- Exercise directions -
Show each line that has the string "Weekly" in it.

- Data excerpts -
_____

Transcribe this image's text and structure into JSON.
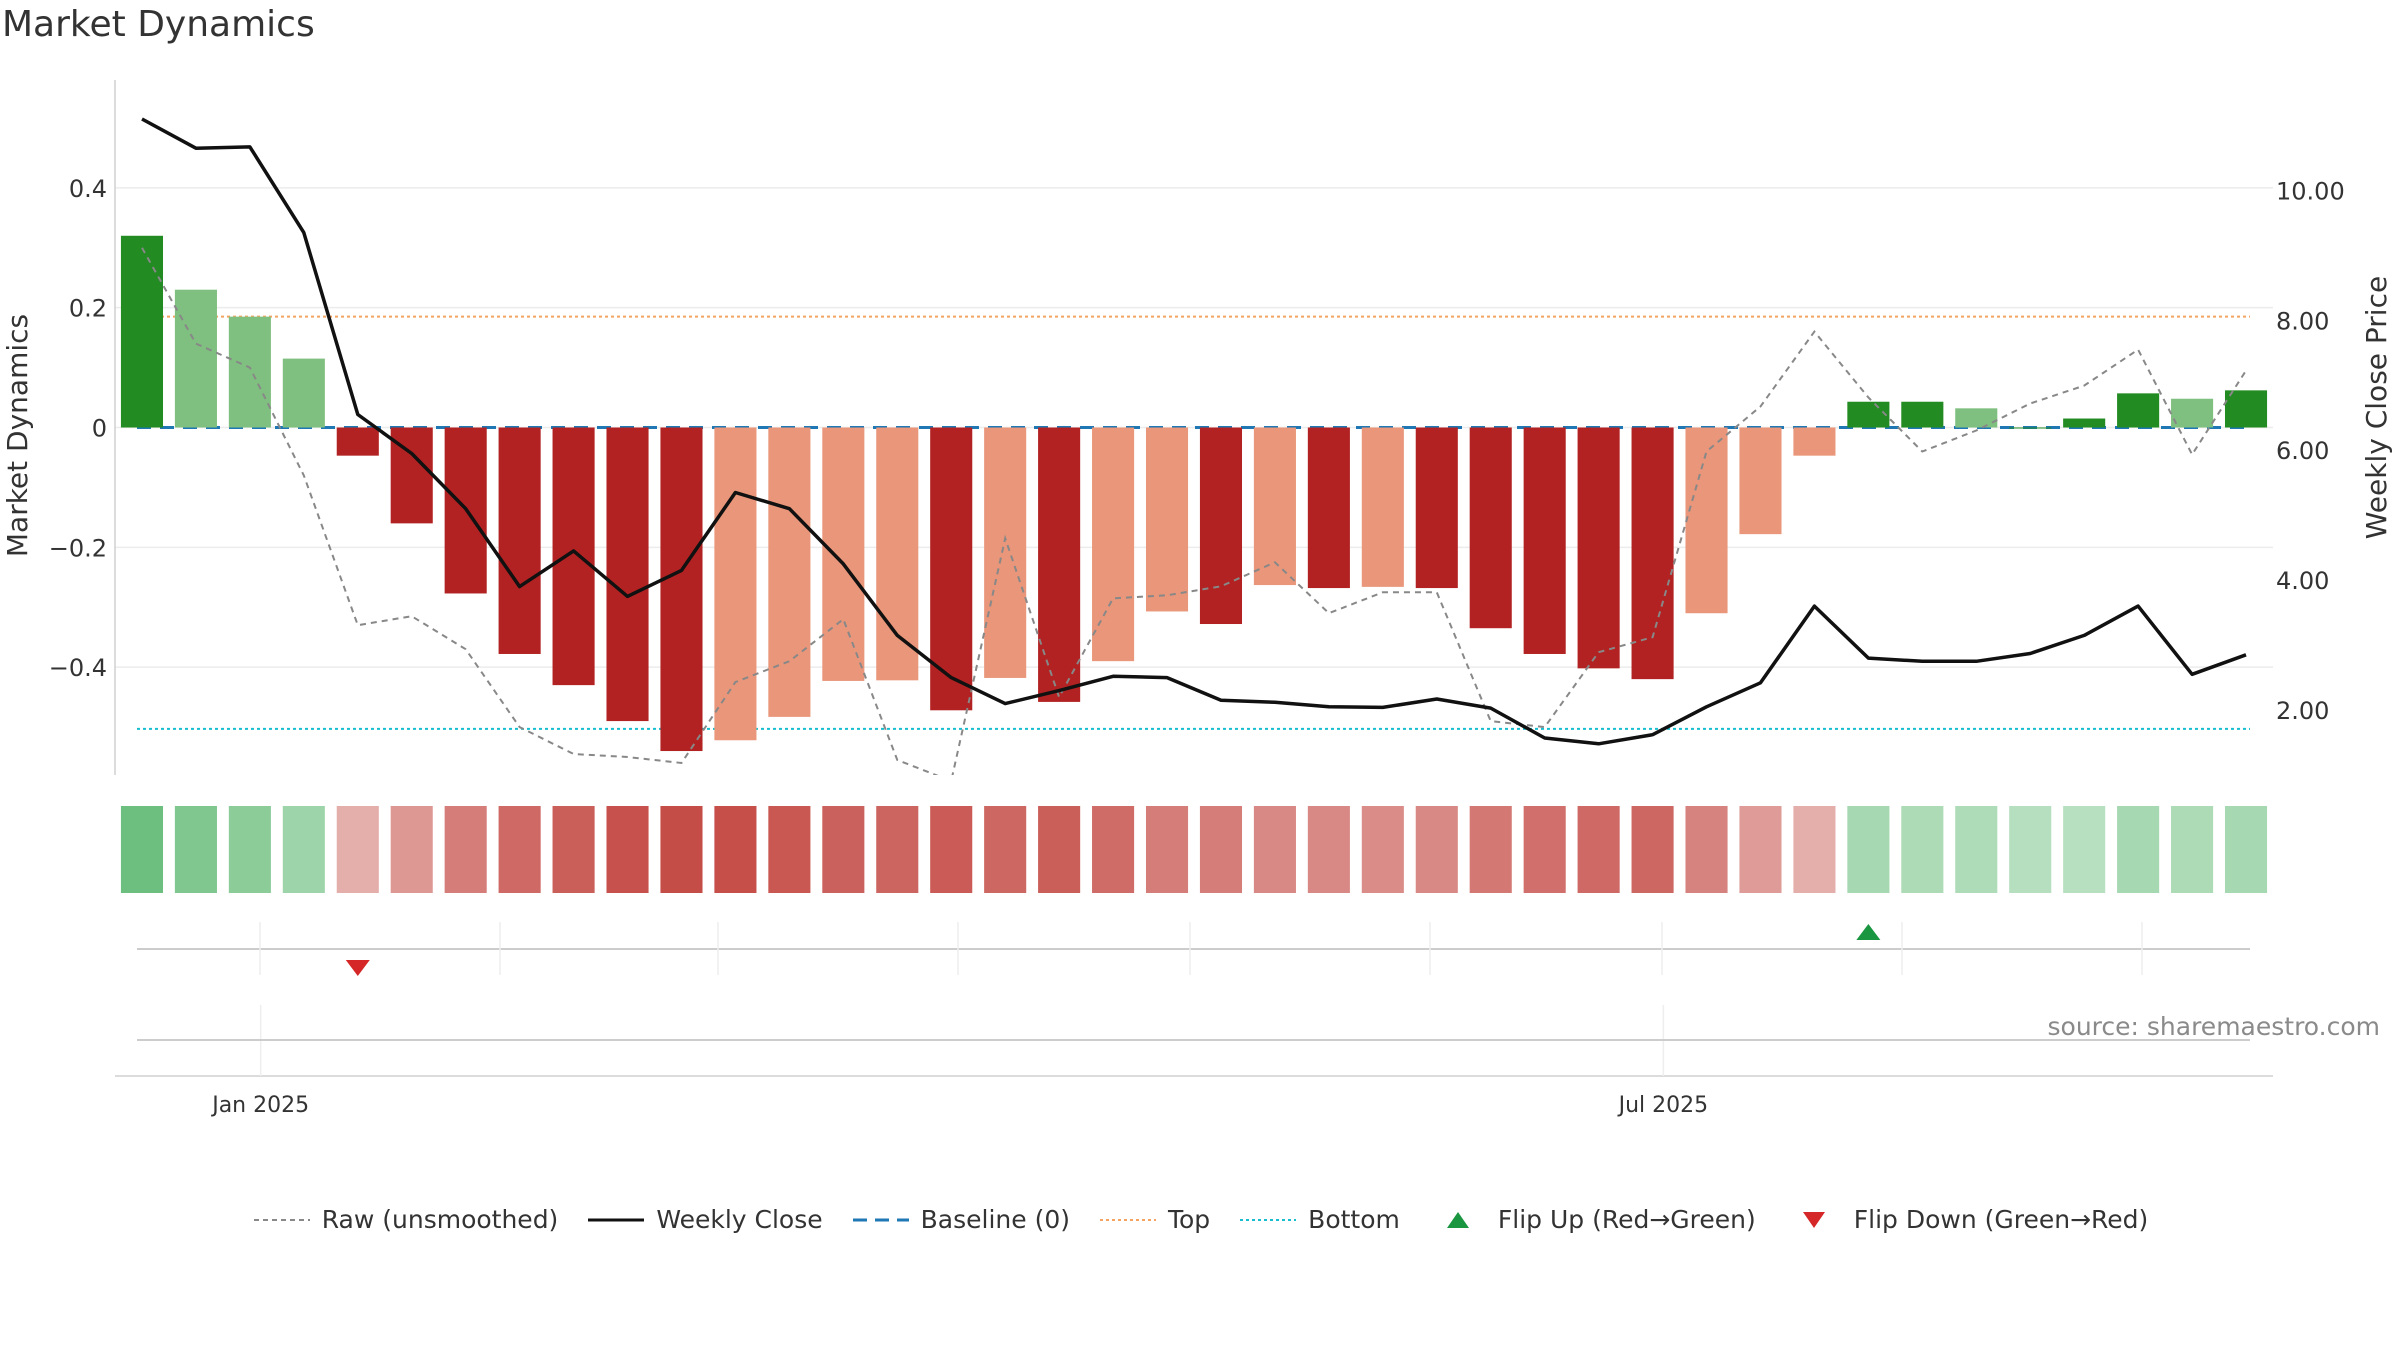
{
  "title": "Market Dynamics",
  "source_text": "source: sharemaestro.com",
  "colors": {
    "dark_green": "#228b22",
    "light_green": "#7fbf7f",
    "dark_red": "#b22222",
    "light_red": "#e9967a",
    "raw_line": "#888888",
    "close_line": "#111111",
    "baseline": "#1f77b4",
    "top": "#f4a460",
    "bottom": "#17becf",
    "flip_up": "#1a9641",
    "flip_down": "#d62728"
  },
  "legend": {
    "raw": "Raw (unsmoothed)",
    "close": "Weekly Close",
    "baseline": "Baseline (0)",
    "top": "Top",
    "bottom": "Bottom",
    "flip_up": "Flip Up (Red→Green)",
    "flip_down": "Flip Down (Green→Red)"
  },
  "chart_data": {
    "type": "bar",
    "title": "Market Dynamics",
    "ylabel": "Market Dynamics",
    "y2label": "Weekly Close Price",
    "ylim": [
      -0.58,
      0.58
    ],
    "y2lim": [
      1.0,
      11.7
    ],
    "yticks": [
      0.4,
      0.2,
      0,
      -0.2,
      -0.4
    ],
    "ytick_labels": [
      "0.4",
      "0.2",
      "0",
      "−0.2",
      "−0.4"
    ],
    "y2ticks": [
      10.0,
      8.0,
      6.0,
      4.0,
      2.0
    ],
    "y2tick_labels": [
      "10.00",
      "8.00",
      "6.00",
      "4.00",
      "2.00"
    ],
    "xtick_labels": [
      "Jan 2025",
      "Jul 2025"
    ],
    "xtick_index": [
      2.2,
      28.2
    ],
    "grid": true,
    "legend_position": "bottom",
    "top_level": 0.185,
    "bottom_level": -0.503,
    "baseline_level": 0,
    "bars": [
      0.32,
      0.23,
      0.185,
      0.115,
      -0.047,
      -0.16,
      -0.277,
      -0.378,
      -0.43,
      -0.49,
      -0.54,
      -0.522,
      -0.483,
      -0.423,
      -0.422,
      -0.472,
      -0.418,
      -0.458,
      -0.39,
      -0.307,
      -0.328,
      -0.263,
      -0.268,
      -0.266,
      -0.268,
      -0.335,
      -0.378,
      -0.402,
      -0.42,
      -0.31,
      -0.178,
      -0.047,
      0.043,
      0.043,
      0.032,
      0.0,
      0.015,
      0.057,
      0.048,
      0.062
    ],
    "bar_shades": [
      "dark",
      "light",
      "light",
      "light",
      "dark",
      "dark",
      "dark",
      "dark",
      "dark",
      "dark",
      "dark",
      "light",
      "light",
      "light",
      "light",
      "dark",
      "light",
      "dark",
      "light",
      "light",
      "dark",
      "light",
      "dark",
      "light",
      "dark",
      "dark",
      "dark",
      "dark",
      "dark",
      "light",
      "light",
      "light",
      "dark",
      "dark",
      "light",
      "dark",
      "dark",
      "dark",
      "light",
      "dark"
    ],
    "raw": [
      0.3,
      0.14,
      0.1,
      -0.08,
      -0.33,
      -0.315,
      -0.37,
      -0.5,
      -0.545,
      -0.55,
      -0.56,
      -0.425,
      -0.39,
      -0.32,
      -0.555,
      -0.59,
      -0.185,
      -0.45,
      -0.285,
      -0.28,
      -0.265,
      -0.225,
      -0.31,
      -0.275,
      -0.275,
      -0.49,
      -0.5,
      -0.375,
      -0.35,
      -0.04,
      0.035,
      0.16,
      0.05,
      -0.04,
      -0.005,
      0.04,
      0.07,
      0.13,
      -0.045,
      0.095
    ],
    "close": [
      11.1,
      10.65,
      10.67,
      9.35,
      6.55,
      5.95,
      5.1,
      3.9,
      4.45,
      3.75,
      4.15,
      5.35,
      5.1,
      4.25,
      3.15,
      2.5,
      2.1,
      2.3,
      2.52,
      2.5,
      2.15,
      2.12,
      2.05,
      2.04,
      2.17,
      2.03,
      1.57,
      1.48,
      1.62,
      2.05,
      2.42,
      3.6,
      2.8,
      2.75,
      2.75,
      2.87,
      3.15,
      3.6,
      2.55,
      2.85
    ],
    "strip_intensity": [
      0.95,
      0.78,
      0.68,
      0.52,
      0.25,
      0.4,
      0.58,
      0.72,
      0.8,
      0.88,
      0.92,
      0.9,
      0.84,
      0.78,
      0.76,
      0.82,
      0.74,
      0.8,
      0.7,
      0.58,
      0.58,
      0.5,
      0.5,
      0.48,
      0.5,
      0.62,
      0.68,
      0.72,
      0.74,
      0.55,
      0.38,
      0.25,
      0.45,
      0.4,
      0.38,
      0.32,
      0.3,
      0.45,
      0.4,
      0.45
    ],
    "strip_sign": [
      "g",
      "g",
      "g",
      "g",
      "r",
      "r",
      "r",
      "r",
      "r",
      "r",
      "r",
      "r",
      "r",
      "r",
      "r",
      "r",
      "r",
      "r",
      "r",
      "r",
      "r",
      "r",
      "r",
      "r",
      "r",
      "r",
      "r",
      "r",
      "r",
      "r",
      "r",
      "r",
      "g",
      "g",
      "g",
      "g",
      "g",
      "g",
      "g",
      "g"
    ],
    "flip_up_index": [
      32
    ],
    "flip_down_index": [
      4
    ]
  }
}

_____

- Right answer -
    "close": "Weekly Close",
    "y2label": "Weekly Close Price",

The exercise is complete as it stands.